**Given passage**.
....

Origin
- Circus name: Belle Vue International Circus
- Country: England
- Year founded: 1922

Information
- Ringmaster(s): George Claude Lockhart

= Belle Vue Circus =

British circus (1922–1981)

Belle Vue Circus, also known as Belle Vue International Circus, was an annual British circus held in Manchester, England, which lasted for nearly sixty years from 1922 until 1981.

==History==
The circus, operating out of Belle Vue Zoological Gardens in Belle Vue, Manchester, progressed from informal zoo shows in the late 1800s to the official Belle Vue Circus from 1922 to 1981.

The Belle Vue International Circus was first introduced by George Jennison in 1922. After an unsuccessful debut that year, the Belle Vue Circus returned in 1929 when the zoological gardens collaborated with the Blackpool Tower Circus. The Blackpool Tower supplied the circus with acts, equipment, and its resident ringmaster George Claude Lockhart, leading to great success. At the first annual Belle Vue Circus, George Claude Lockhart served as the ringmaster. He was among the most recognized figures in the circus.

The Belle Vue Circus took place intermittently at the Kings Hall in Belle Vue. The arena's seating capacity was 8,000.

The circus gained international fame. The managing director of Belle Vue scouted Europe to secure top talent. A successful mix of acts from all over the world combined to form an always-popular program. The King's Hall event mixed circus tradition with vaudeville, featuring international performers from Sweden, Spain, India, France, and Canada who brought fresh techniques to English audiences. In line with management policy, the early shows featured no wild animal acts, focusing instead on acrobats, clowns, gymnasts, riders, and trapeze performers.

....

**What to work on**.
1. From the Belle Vue Circus text, extract the part starting at "Information" and ending at "1922 until 1981.".
2. Answer these questions from the Belle Vue Circus text:
(a) Who first introduced the Belle Vue International Circus, and in what year?
(b) What did the Blackpool Tower supply to the circus?
(c) What was the seating capacity of the arena at the Kings Hall?
3. How would the Belle Vue Circus article go on after its last sentence? Write what follows.

....

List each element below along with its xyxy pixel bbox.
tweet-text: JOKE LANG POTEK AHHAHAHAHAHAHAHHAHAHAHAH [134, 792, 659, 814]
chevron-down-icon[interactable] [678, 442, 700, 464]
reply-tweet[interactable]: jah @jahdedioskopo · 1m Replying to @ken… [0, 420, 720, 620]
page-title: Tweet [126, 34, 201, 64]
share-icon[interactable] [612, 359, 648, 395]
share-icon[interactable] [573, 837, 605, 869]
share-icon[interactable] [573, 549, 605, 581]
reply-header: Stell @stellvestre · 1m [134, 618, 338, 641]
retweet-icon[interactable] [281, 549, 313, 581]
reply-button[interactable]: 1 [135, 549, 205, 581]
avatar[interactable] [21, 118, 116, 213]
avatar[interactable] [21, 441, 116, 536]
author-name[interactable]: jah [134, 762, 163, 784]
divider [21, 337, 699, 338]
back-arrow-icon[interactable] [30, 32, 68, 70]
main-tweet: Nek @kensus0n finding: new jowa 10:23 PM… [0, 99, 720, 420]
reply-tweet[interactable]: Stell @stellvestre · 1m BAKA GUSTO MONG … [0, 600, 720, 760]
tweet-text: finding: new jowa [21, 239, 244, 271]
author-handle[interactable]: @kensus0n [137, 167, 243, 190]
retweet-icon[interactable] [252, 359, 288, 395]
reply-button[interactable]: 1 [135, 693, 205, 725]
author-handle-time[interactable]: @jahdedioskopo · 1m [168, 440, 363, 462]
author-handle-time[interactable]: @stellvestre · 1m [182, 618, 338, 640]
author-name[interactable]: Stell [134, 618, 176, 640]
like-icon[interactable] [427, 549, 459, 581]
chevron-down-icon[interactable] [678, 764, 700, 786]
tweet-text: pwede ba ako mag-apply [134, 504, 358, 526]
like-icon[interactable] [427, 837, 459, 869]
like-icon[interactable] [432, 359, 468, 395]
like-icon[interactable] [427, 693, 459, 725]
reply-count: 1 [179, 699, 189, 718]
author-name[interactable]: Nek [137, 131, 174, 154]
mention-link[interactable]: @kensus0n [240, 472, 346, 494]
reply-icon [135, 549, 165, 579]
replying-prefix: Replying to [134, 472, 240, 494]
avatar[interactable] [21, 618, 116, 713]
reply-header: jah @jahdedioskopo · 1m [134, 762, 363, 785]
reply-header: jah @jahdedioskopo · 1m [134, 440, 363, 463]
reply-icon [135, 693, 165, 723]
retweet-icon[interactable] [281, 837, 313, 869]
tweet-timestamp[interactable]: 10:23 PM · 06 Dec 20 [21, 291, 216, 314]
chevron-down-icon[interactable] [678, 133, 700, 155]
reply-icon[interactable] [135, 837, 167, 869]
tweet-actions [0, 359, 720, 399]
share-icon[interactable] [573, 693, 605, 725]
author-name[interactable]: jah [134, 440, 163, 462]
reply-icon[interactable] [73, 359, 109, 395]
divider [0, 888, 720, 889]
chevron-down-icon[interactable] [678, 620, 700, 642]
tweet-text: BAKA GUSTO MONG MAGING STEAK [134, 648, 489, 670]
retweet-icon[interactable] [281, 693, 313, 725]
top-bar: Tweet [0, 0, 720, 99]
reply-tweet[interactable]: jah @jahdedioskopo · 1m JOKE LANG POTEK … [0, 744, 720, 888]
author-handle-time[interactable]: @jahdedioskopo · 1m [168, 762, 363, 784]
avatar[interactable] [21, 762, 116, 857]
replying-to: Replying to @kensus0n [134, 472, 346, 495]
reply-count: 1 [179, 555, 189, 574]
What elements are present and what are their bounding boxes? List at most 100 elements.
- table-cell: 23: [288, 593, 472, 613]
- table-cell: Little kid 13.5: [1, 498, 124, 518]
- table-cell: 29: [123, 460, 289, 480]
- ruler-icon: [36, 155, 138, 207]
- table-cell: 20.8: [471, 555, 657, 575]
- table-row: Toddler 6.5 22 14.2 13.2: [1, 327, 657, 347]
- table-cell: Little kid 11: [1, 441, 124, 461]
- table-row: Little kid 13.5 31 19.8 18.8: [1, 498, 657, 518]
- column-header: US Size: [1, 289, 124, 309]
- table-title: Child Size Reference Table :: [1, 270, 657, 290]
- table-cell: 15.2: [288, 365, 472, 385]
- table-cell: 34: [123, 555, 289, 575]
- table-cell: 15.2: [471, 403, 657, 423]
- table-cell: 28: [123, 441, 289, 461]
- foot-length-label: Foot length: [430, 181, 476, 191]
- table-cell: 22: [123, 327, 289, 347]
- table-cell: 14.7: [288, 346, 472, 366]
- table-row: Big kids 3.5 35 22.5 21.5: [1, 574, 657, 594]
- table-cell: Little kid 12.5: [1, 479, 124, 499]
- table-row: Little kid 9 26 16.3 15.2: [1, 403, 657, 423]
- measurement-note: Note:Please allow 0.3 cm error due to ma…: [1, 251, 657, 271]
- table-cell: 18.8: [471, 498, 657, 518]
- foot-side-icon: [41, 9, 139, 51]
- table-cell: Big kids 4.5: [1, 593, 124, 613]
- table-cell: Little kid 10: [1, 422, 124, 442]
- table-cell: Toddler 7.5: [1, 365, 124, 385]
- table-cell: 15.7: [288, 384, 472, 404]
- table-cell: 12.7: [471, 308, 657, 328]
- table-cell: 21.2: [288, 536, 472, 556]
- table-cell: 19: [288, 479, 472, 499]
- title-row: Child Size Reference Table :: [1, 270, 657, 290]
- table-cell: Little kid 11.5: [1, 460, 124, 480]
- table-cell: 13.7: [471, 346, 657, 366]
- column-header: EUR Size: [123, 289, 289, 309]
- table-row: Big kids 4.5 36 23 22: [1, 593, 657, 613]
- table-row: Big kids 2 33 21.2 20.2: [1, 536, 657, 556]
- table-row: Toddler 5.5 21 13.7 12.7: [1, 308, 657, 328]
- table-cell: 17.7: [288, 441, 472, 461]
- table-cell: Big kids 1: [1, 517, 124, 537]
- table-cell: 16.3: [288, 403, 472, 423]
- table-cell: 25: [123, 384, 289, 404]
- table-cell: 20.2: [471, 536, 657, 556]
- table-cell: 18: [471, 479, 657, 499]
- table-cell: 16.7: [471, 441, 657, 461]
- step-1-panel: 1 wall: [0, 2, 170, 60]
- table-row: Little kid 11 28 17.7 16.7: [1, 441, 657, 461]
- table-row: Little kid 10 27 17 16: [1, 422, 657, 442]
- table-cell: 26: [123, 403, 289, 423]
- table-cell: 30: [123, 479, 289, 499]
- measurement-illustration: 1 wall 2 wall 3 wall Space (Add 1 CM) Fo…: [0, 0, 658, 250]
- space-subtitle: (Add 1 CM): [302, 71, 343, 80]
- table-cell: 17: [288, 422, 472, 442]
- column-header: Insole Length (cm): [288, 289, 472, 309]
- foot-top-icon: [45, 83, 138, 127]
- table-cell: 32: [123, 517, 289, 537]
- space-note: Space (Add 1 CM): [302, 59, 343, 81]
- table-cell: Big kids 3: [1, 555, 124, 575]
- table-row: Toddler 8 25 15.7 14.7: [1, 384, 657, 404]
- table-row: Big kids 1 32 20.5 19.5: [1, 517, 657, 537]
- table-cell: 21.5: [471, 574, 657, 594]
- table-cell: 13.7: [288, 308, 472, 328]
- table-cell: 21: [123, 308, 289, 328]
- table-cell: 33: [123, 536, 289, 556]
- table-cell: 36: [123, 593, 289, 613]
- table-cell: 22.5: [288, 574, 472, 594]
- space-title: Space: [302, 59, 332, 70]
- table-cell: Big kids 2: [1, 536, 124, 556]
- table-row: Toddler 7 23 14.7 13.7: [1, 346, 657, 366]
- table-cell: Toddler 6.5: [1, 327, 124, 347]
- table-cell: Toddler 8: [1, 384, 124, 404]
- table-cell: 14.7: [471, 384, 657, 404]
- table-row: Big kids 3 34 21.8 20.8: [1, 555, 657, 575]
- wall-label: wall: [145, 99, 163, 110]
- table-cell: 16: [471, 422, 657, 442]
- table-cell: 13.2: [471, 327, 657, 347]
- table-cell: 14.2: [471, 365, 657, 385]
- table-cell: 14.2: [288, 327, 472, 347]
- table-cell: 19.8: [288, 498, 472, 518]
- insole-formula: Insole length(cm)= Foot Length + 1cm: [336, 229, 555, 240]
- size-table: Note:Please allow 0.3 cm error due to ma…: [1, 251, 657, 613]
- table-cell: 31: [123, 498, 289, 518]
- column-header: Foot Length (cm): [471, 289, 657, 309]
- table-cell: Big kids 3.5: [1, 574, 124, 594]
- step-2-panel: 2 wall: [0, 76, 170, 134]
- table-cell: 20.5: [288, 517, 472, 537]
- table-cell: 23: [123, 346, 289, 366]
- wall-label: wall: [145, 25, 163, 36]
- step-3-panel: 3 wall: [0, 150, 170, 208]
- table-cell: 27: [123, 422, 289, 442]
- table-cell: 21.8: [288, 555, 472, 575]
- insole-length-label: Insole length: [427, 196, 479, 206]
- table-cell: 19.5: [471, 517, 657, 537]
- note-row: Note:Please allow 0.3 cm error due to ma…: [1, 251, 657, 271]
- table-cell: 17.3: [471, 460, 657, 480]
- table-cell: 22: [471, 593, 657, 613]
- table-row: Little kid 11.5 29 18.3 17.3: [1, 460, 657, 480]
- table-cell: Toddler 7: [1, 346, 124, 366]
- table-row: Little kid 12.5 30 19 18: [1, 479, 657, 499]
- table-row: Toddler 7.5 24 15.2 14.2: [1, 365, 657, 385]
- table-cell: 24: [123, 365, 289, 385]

....

**Responses by item number**.
1.
Information
- Ringmaster(s): George Claude Lockhart

= Belle Vue Circus =

British circus (1922–1981)

Belle Vue Circus, also known as Belle Vue International Circus, was an annual British circus held in Manchester, England, which lasted for nearly sixty years from 1922 until 1981.

2.
(a) George Jennison, in 1922.
(b) Acts, equipment, and its resident ringmaster, George Claude Lockhart.
(c) 8,000.

3.
The major Christmas attraction typically began a six-week run in late December and continued until early February. The inaugural circus at King's Hall during the 1929–1930 winter season drew such crowds that the show was extended an extra week. Ten times, the hall filled before the show began, turning away thousands. An investment of $25,000 had been made before the first event was planned.

George C. Lockhart remained a key ringmaster at Belle Vue through the 1960s, joined by Roberto Germains, from a long circus lineage. Fred Bonelli, who had been with the circus since its beginning, conducted the band. After more than four decades with the circus, Lockhart retired in 1970 at age 83. He returned to Belle Vue Circus in January 1979, receiving VIP treatment as a legendary figure of the "Big Top."

Belle Vue Circus, by 1978, was believed to be the longest-running wintertime show in the United Kingdom, with Norman Barrett as ringmaster. The final circus at the King's Hall, Belle Vue, took place in 1981.

Belle Vue's International Christmas Circus remained a popular feature at the world-famous zoological gardens for over half a century.